What is required:
Repeat each line word for word.

Saved data entries
########################################
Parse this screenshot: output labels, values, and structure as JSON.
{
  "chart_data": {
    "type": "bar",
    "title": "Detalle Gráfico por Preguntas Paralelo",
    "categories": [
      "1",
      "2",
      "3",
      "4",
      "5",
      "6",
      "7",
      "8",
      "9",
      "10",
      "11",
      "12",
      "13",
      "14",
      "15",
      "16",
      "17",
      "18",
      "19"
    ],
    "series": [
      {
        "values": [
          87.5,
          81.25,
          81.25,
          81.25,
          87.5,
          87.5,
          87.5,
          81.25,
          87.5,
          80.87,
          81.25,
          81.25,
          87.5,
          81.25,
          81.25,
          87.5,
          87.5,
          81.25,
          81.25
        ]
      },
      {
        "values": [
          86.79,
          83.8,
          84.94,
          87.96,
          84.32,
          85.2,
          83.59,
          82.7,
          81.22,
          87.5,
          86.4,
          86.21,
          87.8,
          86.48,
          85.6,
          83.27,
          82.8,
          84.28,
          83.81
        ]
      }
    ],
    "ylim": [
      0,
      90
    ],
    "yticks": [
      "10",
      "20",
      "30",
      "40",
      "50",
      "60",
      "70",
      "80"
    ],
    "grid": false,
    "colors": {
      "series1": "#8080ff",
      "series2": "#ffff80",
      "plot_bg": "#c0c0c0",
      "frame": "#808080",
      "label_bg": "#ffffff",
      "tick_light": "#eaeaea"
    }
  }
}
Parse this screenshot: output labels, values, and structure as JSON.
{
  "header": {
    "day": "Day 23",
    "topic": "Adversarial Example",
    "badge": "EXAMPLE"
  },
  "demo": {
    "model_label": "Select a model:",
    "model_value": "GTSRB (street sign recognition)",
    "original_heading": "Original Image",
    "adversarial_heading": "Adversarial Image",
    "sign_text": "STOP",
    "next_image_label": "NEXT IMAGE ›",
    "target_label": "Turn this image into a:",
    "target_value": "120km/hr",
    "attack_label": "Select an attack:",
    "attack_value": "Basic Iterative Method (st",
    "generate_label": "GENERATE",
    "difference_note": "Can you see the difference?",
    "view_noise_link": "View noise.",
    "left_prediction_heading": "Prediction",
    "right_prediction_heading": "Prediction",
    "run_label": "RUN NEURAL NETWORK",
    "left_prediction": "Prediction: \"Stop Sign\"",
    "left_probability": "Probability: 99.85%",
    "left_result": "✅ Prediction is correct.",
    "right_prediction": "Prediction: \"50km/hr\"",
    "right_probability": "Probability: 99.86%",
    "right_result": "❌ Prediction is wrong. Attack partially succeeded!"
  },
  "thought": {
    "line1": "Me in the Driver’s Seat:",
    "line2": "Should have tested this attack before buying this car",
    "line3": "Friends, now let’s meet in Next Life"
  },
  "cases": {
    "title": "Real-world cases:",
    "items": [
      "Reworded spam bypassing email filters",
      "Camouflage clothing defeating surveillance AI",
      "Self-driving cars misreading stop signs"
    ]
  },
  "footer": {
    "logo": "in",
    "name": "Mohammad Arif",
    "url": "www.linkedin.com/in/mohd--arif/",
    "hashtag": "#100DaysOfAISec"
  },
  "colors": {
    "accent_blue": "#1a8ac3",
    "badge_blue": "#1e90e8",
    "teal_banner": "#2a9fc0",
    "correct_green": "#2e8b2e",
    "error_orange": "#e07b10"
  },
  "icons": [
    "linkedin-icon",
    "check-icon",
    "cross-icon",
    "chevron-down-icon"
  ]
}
########################################
Output of the task:
Parse this screenshot: output labels, values, and structure as JSON.
{
  "chart_data": {
    "type": "bar",
    "title": "Detalle Gráfico por Preguntas Paralelo",
    "categories": [
      "1",
      "2",
      "3",
      "4",
      "5",
      "6",
      "7",
      "8",
      "9",
      "10",
      "11",
      "12",
      "13",
      "14",
      "15",
      "16",
      "17",
      "18",
      "19"
    ],
    "series": [
      {
        "values": [
          87.5,
          81.25,
          81.25,
          81.25,
          87.5,
          87.5,
          87.5,
          81.25,
          87.5,
          80.87,
          81.25,
          81.25,
          87.5,
          81.25,
          81.25,
          87.5,
          87.5,
          81.25,
          81.25
        ]
      },
      {
        "values": [
          86.79,
          83.8,
          84.94,
          87.96,
          84.32,
          85.2,
          83.59,
          82.7,
          81.22,
          87.5,
          86.4,
          86.21,
          87.8,
          86.48,
          85.6,
          83.27,
          82.8,
          84.28,
          83.81
        ]
      }
    ],
    "ylim": [
      0,
      90
    ],
    "yticks": [
      "10",
      "20",
      "30",
      "40",
      "50",
      "60",
      "70",
      "80"
    ],
    "grid": false,
    "colors": {
      "series1": "#8080ff",
      "series2": "#ffff80",
      "plot_bg": "#c0c0c0",
      "frame": "#808080",
      "label_bg": "#ffffff",
      "tick_light": "#eaeaea"
    }
  }
}
Parse this screenshot: output labels, values, and structure as JSON.
{
  "header": {
    "day": "Day 23",
    "topic": "Adversarial Example",
    "badge": "EXAMPLE"
  },
  "demo": {
    "model_label": "Select a model:",
    "model_value": "GTSRB (street sign recognition)",
    "original_heading": "Original Image",
    "adversarial_heading": "Adversarial Image",
    "sign_text": "STOP",
    "next_image_label": "NEXT IMAGE ›",
    "target_label": "Turn this image into a:",
    "target_value": "120km/hr",
    "attack_label": "Select an attack:",
    "attack_value": "Basic Iterative Method (st",
    "generate_label": "GENERATE",
    "difference_note": "Can you see the difference?",
    "view_noise_link": "View noise.",
    "left_prediction_heading": "Prediction",
    "right_prediction_heading": "Prediction",
    "run_label": "RUN NEURAL NETWORK",
    "left_prediction": "Prediction: \"Stop Sign\"",
    "left_probability": "Probability: 99.85%",
    "left_result": "✅ Prediction is correct.",
    "right_prediction": "Prediction: \"50km/hr\"",
    "right_probability": "Probability: 99.86%",
    "right_result": "❌ Prediction is wrong. Attack partially succeeded!"
  },
  "thought": {
    "line1": "Me in the Driver’s Seat:",
    "line2": "Should have tested this attack before buying this car",
    "line3": "Friends, now let’s meet in Next Life"
  },
  "cases": {
    "title": "Real-world cases:",
    "items": [
      "Reworded spam bypassing email filters",
      "Camouflage clothing defeating surveillance AI",
      "Self-driving cars misreading stop signs"
    ]
  },
  "footer": {
    "logo": "in",
    "name": "Mohammad Arif",
    "url": "www.linkedin.com/in/mohd--arif/",
    "hashtag": "#100DaysOfAISec"
  },
  "colors": {
    "accent_blue": "#1a8ac3",
    "badge_blue": "#1e90e8",
    "teal_banner": "#2a9fc0",
    "correct_green": "#2e8b2e",
    "error_orange": "#e07b10"
  },
  "icons": [
    "linkedin-icon",
    "check-icon",
    "cross-icon",
    "chevron-down-icon"
  ]
}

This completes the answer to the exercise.